**PROBLEM REQUIREMENTS**
Pull out every line of the listing below where "Acceleration" appears.

[Dataset rows]
begin

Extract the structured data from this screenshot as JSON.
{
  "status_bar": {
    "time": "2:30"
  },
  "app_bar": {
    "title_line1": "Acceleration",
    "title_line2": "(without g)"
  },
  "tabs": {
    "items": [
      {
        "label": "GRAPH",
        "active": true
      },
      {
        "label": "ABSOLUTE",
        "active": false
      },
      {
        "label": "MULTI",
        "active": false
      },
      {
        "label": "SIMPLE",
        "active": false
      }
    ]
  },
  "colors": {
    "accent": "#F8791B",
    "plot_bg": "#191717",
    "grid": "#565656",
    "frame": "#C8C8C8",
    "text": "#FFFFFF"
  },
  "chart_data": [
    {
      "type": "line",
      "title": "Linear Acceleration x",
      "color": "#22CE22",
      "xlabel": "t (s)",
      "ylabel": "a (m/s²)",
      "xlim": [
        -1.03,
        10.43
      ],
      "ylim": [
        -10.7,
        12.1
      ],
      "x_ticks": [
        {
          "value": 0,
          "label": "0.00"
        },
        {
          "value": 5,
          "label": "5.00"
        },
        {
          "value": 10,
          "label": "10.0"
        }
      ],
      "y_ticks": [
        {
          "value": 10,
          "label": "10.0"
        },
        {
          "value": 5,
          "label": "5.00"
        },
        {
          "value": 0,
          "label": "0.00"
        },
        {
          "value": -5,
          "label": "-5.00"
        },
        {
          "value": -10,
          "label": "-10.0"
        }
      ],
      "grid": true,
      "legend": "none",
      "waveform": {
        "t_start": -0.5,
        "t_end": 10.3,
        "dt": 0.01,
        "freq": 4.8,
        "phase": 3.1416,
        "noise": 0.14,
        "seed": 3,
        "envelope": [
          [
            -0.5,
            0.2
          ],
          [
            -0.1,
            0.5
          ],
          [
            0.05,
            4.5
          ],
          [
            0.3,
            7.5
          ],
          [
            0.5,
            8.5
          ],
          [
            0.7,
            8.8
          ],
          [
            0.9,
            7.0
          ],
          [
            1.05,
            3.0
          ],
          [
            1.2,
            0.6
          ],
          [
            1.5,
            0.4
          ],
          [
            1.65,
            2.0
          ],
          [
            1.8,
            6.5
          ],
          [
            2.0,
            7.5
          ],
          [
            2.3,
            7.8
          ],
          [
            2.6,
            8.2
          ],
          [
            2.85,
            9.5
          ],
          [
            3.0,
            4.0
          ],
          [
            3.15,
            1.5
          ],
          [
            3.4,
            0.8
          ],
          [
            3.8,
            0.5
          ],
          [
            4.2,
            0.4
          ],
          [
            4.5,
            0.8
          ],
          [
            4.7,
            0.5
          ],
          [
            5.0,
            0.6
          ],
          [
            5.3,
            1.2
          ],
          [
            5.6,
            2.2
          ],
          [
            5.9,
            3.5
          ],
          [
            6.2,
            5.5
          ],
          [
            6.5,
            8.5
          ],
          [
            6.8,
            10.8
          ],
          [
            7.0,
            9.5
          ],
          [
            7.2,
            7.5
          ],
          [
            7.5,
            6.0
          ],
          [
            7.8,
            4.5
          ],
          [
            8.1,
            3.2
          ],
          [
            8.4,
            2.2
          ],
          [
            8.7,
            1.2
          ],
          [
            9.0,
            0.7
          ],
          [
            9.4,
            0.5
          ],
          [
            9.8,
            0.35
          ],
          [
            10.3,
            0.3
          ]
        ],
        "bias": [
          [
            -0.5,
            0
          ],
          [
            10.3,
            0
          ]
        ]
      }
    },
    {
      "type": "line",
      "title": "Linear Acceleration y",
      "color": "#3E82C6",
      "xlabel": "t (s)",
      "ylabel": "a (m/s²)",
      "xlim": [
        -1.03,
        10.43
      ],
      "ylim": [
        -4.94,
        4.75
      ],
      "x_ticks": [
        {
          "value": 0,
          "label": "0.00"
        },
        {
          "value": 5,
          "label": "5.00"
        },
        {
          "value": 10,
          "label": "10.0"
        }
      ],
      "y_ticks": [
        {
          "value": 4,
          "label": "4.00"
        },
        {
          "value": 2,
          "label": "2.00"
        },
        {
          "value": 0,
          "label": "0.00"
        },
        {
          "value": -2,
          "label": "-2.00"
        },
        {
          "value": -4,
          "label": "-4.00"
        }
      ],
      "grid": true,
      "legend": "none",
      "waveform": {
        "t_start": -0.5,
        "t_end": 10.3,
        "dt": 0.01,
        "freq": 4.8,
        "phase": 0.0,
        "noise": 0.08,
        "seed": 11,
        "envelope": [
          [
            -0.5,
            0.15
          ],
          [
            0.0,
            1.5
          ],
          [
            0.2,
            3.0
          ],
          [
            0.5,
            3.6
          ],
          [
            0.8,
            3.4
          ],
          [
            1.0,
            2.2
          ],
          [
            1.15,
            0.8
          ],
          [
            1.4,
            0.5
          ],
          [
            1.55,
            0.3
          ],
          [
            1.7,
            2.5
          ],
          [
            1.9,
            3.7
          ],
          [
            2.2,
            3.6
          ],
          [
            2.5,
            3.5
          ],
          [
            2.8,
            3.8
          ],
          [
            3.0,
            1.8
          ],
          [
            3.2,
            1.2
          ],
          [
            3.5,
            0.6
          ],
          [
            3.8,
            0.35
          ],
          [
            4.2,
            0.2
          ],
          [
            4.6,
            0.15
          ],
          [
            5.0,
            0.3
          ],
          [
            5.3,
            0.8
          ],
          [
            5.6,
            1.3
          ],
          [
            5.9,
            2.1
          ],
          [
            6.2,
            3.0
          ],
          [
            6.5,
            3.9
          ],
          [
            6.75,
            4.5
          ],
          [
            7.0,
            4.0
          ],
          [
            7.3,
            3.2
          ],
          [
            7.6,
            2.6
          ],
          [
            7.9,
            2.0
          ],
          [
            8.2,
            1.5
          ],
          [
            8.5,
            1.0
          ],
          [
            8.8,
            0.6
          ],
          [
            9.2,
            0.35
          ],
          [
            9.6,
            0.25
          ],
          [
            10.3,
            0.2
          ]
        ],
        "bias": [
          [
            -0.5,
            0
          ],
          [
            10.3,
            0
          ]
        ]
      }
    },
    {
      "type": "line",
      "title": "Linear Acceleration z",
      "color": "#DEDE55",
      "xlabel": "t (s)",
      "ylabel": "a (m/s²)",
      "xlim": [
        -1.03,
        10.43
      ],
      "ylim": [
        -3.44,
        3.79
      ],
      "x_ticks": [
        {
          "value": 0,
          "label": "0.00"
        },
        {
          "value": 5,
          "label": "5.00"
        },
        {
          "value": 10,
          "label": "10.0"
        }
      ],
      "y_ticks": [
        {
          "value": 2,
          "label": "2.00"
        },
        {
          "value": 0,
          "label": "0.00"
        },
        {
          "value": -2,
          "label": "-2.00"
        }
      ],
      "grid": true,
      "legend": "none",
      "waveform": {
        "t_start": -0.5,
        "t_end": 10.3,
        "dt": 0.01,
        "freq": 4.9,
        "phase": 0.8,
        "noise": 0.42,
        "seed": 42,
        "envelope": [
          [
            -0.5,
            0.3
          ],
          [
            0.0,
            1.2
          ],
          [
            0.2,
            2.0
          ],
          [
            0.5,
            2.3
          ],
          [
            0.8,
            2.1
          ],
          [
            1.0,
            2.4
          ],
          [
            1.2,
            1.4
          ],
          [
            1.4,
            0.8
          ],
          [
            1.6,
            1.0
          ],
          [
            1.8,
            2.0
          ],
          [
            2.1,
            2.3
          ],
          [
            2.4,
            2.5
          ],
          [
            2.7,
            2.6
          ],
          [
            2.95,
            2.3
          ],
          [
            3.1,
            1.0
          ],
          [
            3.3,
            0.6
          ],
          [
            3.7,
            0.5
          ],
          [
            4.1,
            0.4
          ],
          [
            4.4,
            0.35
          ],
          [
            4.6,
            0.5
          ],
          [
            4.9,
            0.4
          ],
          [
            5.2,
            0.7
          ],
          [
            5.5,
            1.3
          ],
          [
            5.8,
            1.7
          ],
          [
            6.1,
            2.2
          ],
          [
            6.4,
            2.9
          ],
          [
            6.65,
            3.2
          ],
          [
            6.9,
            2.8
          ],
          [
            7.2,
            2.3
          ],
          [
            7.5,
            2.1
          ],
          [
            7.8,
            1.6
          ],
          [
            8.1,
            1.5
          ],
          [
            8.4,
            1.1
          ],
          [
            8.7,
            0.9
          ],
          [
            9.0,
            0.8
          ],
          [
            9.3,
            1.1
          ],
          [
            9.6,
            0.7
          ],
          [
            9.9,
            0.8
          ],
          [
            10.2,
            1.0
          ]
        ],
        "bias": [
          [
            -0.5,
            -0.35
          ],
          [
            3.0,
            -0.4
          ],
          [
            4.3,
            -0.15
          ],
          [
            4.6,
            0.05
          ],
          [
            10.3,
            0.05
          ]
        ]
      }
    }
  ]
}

end

**RESPONSE TO THE TASK**
    "title_line1": "Acceleration",
      "title": "Linear Acceleration x",
      "title": "Linear Acceleration y",
      "title": "Linear Acceleration z",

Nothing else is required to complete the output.